• [Task brief]
Look for the string "JSON" and copy every line that has it.
---------- The data
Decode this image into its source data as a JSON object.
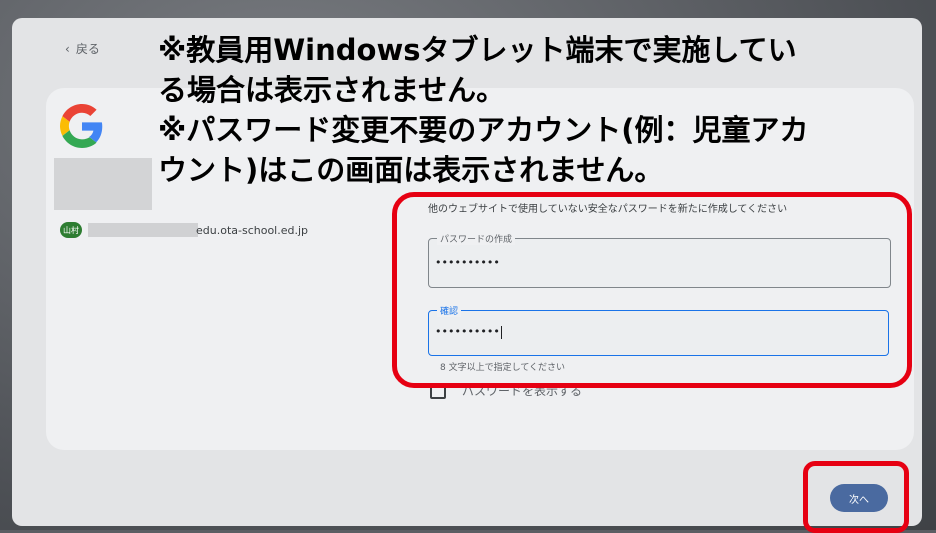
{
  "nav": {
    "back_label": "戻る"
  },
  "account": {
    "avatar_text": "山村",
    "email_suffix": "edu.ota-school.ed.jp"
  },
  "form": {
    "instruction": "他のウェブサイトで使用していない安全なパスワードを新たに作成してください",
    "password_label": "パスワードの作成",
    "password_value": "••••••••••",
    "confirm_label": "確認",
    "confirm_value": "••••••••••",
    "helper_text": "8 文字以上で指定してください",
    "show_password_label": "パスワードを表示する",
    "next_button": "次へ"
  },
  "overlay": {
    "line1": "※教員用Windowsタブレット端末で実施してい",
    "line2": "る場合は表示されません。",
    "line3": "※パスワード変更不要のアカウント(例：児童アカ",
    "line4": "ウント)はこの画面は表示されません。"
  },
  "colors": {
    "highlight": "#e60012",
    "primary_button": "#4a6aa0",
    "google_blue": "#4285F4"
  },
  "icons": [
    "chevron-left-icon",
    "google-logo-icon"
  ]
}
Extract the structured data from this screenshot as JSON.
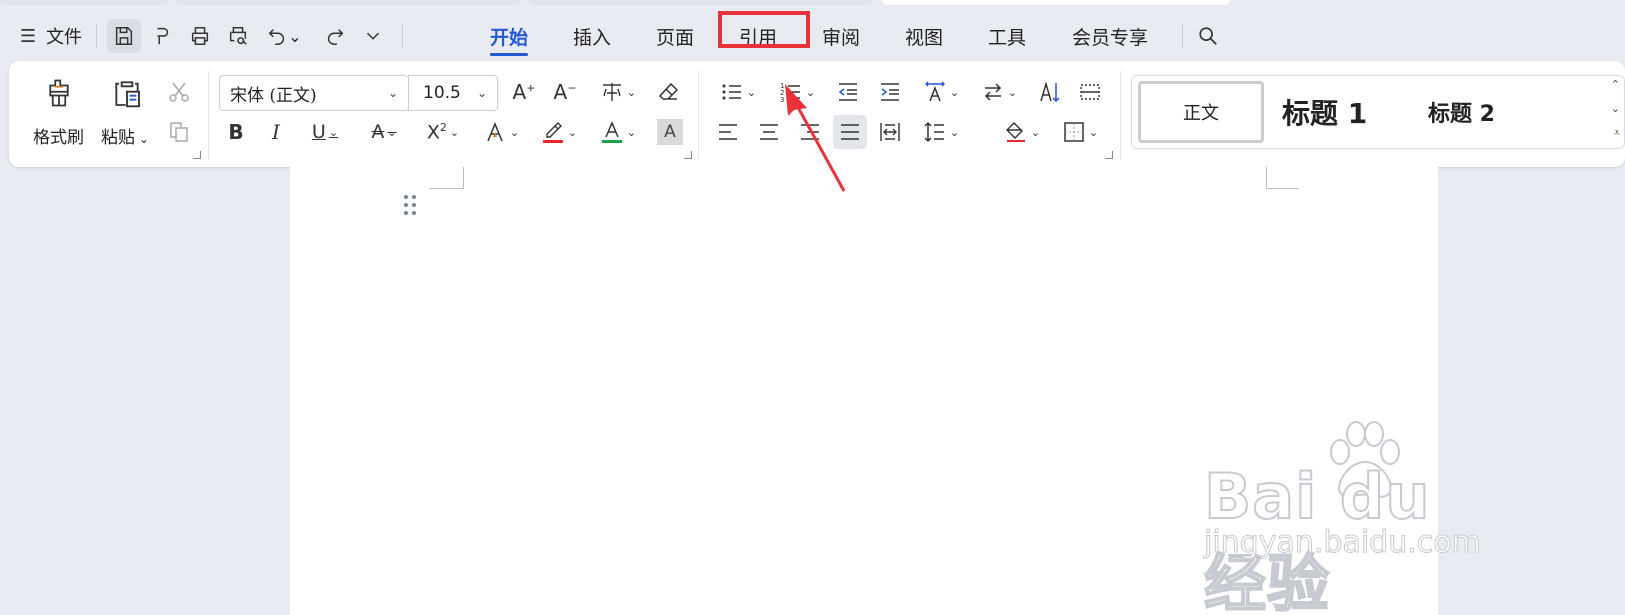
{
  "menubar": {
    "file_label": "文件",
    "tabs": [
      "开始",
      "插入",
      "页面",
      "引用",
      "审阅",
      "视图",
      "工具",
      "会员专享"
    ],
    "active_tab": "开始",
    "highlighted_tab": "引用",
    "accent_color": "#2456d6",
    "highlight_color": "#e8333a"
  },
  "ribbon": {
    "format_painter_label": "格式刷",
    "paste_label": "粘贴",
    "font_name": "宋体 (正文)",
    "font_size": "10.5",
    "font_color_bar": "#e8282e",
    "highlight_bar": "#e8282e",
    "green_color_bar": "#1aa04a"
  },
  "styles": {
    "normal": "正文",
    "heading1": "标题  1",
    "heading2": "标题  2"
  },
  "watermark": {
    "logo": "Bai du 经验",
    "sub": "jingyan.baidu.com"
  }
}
--------------------
• [Result of this exercise]
Decode this image into its source data as a JSON object.
Extract the structured data from this screenshot as JSON.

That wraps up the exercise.